▶ Extracted information
## start
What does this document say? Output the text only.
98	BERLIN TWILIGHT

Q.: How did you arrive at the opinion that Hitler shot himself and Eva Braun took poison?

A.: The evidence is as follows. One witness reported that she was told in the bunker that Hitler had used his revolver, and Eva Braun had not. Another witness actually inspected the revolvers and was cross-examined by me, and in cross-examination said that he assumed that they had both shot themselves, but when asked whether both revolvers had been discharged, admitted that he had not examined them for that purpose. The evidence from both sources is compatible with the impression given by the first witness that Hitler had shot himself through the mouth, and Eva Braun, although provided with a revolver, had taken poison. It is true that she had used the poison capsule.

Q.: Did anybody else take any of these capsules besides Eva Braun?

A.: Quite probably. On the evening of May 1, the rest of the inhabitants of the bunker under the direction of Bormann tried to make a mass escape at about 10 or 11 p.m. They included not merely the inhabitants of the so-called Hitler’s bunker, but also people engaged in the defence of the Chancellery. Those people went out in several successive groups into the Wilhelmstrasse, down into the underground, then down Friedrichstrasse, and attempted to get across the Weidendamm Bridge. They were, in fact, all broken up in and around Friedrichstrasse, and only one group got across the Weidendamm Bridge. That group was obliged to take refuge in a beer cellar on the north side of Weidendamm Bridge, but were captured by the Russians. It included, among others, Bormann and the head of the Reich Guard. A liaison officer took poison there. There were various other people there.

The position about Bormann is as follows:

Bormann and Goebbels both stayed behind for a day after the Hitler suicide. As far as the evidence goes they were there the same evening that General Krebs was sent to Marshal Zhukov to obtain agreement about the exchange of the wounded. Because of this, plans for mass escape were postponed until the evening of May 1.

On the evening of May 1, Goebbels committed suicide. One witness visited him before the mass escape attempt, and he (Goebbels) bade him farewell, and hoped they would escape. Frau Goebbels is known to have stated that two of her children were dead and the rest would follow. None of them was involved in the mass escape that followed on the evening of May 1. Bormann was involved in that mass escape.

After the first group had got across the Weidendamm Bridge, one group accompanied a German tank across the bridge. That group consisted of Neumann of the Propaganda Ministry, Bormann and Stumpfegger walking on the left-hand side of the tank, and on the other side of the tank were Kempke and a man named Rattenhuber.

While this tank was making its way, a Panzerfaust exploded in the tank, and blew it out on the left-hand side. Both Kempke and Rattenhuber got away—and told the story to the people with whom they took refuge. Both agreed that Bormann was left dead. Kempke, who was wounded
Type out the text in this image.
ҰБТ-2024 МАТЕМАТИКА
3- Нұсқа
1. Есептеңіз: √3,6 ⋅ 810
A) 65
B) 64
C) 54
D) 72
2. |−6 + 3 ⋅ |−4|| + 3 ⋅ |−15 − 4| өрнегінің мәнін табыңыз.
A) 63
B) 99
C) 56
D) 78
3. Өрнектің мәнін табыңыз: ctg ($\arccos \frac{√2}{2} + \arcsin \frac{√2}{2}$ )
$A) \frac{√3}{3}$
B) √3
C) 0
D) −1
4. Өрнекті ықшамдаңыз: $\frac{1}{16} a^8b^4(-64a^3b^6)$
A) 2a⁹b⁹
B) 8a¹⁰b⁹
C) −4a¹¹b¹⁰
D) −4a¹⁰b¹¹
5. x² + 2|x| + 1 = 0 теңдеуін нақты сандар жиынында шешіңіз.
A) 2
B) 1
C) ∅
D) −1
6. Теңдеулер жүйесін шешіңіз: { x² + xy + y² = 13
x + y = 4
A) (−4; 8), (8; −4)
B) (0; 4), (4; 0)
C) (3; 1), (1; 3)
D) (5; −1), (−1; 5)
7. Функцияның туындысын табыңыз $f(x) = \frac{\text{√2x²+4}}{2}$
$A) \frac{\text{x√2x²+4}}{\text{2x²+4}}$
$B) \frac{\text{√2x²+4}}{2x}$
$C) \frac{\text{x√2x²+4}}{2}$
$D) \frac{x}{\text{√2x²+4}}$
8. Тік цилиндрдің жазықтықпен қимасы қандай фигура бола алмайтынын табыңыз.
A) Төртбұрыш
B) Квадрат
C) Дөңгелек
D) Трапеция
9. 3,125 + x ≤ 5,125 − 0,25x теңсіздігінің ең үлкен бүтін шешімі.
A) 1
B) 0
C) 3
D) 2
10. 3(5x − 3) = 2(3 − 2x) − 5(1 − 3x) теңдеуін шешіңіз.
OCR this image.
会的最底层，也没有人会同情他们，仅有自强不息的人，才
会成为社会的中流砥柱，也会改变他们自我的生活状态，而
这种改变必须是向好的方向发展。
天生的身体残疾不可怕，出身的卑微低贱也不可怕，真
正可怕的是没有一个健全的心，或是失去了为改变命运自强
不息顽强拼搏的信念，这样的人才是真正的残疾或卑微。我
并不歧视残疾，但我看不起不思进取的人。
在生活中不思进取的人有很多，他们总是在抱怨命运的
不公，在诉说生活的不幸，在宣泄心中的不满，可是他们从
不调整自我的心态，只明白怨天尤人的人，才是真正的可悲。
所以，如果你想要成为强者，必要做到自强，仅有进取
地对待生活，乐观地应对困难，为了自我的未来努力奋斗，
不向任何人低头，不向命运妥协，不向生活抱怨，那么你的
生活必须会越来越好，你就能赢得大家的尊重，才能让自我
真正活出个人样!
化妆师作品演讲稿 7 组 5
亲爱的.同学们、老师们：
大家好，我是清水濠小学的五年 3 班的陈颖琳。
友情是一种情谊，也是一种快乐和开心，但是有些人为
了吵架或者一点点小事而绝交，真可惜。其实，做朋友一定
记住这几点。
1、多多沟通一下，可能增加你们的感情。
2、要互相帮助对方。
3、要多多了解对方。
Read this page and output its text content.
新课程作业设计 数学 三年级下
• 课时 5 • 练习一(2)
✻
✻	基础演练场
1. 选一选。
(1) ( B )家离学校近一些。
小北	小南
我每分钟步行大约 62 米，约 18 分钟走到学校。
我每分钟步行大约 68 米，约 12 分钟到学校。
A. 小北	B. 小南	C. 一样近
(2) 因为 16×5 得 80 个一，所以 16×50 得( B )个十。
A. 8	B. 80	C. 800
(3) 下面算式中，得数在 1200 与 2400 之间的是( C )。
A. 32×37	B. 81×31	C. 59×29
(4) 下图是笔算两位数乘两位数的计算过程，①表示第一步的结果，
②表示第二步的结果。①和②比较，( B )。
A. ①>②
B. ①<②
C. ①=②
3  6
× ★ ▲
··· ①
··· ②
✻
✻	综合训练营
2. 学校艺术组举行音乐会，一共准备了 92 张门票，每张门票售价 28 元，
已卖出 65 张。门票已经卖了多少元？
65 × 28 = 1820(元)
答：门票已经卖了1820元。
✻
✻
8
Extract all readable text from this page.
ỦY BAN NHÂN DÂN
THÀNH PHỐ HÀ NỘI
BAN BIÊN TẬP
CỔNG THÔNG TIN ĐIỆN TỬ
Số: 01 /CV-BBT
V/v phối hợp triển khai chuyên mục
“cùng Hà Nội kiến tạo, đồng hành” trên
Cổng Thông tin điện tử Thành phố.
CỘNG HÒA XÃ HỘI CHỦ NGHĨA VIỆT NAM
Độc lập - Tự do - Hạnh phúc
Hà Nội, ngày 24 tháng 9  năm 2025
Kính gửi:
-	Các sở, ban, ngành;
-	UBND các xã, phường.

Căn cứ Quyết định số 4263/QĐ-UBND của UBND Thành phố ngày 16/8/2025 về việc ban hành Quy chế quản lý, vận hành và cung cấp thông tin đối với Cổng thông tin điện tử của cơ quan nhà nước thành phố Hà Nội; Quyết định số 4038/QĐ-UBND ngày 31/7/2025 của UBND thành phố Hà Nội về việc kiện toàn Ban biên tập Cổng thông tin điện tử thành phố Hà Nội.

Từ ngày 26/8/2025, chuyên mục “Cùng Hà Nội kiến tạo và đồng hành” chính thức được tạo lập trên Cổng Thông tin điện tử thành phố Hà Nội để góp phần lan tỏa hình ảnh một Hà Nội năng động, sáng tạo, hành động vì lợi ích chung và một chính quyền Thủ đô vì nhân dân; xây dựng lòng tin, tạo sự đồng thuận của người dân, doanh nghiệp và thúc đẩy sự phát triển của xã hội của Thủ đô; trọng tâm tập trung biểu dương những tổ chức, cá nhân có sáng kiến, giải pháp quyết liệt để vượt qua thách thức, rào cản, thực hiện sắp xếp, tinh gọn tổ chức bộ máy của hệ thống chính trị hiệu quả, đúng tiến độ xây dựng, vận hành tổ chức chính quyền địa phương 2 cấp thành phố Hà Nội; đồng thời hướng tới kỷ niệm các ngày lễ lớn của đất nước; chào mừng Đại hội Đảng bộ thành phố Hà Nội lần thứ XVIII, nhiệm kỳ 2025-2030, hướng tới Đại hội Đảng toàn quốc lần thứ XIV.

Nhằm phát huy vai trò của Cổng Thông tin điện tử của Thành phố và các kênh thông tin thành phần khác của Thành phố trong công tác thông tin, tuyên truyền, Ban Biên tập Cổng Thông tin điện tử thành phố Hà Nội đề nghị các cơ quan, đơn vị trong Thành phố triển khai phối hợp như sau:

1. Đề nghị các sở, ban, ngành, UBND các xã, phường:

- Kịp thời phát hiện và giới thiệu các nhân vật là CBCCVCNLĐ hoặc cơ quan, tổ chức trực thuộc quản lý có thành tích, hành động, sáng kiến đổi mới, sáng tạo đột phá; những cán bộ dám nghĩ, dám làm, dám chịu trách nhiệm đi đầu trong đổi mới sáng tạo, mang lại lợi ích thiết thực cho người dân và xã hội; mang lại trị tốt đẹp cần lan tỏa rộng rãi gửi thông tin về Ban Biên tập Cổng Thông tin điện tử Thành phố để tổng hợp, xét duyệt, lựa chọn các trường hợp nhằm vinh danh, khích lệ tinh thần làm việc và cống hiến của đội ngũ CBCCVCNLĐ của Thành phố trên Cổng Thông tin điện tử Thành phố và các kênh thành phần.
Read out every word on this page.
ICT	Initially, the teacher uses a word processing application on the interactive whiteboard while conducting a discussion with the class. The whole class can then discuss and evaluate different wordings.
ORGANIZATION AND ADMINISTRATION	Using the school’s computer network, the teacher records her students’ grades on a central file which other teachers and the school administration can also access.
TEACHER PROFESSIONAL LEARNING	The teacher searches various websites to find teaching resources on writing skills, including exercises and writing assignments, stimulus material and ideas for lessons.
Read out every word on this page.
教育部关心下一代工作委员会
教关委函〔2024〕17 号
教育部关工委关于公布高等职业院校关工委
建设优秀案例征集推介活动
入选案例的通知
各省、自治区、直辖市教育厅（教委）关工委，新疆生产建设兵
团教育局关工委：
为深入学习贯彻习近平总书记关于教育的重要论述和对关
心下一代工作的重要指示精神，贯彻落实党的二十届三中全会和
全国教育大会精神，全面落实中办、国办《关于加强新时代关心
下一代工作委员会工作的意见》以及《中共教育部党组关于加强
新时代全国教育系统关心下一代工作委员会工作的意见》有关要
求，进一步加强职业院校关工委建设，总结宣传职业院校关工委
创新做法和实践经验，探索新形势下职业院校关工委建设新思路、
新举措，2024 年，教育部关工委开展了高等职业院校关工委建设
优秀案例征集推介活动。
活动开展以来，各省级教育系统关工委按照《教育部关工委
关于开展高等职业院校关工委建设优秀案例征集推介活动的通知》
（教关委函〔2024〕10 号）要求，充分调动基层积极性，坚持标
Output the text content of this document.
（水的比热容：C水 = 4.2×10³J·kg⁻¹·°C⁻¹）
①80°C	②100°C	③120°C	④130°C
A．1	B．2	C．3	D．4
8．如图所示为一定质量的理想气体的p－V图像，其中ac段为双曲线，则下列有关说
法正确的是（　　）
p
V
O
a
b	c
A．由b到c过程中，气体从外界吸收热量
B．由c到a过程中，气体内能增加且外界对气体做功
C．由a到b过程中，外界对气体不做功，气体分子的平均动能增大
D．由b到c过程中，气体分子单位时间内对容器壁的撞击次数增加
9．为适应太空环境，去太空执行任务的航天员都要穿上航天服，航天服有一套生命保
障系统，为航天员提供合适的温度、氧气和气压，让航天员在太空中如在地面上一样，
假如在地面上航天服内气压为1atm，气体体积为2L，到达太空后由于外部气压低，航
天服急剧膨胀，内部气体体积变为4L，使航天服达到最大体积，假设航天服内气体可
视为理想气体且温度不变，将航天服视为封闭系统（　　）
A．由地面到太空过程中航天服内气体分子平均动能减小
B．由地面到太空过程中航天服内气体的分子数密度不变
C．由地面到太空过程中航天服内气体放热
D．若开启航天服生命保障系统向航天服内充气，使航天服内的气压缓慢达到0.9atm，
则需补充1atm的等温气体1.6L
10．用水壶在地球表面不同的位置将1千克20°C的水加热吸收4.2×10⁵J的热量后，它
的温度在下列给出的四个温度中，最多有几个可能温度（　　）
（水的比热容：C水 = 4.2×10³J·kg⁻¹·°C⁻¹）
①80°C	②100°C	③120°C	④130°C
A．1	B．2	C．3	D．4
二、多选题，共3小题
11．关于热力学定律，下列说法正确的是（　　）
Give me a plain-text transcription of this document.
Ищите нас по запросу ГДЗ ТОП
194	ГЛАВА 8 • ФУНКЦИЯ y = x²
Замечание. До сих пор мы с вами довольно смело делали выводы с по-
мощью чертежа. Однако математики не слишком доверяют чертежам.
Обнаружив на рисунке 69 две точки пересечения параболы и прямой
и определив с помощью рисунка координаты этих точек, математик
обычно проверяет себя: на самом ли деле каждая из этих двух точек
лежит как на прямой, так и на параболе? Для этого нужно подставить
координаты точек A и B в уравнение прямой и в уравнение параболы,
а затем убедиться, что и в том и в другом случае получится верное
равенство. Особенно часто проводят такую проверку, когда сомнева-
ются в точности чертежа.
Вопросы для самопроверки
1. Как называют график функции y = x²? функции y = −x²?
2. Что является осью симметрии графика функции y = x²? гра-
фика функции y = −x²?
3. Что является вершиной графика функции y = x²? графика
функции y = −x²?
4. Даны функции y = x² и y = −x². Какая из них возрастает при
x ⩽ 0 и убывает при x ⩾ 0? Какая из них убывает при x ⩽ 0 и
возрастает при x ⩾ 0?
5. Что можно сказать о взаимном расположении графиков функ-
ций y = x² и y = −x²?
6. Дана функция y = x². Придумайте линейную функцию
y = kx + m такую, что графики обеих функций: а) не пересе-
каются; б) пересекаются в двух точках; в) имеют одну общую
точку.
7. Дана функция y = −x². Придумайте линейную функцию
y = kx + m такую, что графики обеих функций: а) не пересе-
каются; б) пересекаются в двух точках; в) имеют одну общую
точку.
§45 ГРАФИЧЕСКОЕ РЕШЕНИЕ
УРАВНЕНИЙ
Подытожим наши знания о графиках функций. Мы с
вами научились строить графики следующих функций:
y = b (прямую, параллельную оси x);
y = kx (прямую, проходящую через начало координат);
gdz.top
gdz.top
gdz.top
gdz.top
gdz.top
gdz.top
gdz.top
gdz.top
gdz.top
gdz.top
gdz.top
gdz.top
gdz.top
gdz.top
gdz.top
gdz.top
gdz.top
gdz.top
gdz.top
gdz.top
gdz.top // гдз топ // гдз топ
## end
▶ Required work
Copy out every line of the data that includes the word "follows".

▶ Full answer
A.: The evidence is as follows. One witness reported that she was told in the bunker that Hitler had used his revolver, and Eva Braun had not. Another witness actually inspected the revolvers and was cross-examined by me, and in cross-examination said that he assumed that they had both shot themselves, but when asked whether both revolvers had been discharged, admitted that he had not examined them for that purpose. The evidence from both sources is compatible with the impression given by the first witness that Hitler had shot himself through the mouth, and Eva Braun, although provided with a revolver, had taken poison. It is true that she had used the poison capsule.
The position about Bormann is as follows:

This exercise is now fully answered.